Directions
1. Rewrite the paragraph of the meeting report that begins "East SIG meeting host" as one shorter sentence that keeps its main facts.
2. Print the meeting report word for word, starting at "Zoom is constantly" and ending at "Figure 1 opens.".

How Australia can reap the benefits and dodge the dangers of the Internet of Things
20th November 2020
DOTW Winners October 2020
20th November 2020

Neil Muller

East SIG meeting host Paul Woolard opened the October virtual meeting with Frank Maher as the Zoom host. The meeting then commenced with George Skarbek presenting Q&A.

  1. I’ve recently had my Melbourne PC email successfully moved to Google G-Suite by the Office 365 Translation Team. I use Microsoft Mail and have been unable to move my Melbourne PC mail from Google G-Suite to Microsoft Mail. Another member mentioned he had the same problem. However he has not yet had his Melbourne PC email moved to G-Suite so thought the problem the member had may not be due to translation to G-Suite.
  2. George was unable to assist with this problem and there were no further questions.

The night’s first presentation was on “Virtual Backgrounds on Zoom” by Dave Botherway.

Zoom is constantly being updated so needs to be checked regularly for updates. The updates are not automatic so will need to be performed manually. Open Zoom from the Windows start menu and the Zoom home page as shown in Figure 1 opens.

Data rows
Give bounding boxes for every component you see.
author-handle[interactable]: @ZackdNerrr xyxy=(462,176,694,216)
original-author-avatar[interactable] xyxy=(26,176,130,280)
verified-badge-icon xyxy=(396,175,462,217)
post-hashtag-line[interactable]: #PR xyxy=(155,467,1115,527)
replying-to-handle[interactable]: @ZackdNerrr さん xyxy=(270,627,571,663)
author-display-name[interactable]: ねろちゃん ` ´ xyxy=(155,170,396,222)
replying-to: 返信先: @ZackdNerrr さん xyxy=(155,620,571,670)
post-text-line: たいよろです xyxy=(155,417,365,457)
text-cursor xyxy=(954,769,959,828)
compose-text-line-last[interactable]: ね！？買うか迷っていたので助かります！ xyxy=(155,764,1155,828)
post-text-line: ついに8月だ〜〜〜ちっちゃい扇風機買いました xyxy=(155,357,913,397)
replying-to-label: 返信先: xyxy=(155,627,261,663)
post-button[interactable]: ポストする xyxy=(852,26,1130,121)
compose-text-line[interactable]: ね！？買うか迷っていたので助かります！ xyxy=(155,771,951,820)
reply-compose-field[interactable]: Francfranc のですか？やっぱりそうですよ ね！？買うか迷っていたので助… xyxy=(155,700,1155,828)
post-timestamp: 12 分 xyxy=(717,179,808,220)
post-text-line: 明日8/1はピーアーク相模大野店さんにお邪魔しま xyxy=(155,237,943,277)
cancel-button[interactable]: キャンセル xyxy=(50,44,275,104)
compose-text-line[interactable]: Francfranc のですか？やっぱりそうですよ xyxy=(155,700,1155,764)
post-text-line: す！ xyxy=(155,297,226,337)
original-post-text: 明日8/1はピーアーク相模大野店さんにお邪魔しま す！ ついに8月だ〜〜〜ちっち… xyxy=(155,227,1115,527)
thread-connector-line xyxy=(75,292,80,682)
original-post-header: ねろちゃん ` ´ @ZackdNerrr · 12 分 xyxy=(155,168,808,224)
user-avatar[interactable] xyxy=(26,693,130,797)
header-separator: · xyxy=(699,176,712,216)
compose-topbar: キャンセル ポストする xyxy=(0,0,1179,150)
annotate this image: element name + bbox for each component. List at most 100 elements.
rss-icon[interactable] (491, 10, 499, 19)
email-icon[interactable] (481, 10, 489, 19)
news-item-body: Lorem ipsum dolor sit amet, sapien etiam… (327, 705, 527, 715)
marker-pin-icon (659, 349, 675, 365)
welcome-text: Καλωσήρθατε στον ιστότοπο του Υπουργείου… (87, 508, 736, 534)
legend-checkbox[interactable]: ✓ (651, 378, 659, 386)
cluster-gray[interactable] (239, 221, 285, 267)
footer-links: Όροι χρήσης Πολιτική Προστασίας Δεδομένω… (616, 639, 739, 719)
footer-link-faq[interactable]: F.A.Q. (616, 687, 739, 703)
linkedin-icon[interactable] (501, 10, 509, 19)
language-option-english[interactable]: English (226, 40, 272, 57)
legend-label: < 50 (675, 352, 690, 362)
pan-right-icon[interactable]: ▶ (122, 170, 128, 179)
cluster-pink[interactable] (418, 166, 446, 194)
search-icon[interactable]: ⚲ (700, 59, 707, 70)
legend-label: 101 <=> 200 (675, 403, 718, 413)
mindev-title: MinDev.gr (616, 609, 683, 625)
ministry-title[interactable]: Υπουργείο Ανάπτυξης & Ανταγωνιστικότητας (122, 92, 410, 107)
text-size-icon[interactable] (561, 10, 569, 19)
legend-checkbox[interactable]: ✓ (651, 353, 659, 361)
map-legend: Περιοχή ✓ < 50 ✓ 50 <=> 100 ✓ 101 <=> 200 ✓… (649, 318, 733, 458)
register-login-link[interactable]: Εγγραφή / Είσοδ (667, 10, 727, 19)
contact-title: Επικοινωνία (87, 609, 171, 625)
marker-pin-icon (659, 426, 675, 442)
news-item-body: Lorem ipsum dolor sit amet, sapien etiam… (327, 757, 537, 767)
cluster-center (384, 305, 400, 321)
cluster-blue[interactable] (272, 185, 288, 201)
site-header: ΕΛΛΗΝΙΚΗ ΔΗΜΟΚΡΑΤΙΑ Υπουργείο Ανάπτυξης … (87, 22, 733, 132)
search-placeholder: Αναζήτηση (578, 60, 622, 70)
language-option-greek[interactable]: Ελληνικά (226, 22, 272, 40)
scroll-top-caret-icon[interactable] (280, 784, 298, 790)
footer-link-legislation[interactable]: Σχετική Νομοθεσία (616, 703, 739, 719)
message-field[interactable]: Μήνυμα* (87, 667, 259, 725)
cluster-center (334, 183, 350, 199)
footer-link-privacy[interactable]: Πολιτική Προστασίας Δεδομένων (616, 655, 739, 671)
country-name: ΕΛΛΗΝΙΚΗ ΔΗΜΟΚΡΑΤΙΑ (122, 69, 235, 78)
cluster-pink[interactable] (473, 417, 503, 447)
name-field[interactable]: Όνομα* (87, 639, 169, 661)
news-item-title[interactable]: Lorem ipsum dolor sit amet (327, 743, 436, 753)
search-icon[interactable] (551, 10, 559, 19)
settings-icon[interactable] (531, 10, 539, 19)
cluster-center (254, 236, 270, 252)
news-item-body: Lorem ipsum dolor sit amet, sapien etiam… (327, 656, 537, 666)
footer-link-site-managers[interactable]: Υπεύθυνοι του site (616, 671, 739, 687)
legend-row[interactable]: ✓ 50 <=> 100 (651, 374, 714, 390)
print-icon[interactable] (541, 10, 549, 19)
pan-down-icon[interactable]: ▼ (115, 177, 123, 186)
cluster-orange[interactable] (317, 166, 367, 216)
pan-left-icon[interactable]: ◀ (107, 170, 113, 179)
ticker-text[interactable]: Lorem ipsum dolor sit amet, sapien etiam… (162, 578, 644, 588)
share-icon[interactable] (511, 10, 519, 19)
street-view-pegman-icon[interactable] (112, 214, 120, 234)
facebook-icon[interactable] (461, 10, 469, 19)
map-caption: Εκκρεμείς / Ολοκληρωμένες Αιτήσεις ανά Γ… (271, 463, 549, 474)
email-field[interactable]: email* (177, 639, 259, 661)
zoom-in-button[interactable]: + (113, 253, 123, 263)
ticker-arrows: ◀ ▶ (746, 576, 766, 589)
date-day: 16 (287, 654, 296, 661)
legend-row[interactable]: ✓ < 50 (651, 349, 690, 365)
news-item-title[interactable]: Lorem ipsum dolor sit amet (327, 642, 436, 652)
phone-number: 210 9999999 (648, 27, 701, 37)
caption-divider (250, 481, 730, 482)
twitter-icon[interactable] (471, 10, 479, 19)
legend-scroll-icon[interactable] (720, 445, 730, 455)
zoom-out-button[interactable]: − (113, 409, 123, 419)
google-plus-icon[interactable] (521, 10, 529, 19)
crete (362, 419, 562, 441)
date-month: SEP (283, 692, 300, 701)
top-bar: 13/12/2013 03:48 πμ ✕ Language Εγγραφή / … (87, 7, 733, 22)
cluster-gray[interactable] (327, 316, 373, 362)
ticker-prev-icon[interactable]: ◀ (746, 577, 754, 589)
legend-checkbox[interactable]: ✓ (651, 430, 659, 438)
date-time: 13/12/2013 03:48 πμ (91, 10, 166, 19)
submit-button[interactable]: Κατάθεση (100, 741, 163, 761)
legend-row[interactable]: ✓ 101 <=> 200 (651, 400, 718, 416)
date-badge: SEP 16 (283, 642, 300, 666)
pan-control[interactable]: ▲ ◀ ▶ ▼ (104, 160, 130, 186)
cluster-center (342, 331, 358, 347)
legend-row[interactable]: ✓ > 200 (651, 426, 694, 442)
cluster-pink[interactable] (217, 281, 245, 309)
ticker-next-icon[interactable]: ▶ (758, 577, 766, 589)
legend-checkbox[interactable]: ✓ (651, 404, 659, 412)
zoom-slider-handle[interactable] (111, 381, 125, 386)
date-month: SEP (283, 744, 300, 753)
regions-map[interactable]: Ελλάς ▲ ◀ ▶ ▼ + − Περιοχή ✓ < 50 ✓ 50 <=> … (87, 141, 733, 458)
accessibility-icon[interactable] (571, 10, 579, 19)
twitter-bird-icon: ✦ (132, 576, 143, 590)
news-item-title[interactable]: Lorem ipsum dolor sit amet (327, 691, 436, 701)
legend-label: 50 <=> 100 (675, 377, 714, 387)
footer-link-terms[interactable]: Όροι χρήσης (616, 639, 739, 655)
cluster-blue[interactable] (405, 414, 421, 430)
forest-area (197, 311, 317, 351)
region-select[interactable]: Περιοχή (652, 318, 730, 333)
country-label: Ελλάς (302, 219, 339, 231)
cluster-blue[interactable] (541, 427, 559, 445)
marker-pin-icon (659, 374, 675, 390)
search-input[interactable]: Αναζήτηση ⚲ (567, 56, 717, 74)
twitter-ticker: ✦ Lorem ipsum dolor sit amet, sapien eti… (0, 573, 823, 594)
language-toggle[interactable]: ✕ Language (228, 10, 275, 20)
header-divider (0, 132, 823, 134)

Results by task
1. Paul Woolard hosted the East SIG's October virtual meeting, with Frank Maher as Zoom host, and George Skarbek began it by presenting Q&A.

2.
Zoom is constantly being updated so needs to be checked regularly for updates. The updates are not automatic so will need to be performed manually. Open Zoom from the Windows start menu and the Zoom home page as shown in Figure 1 opens.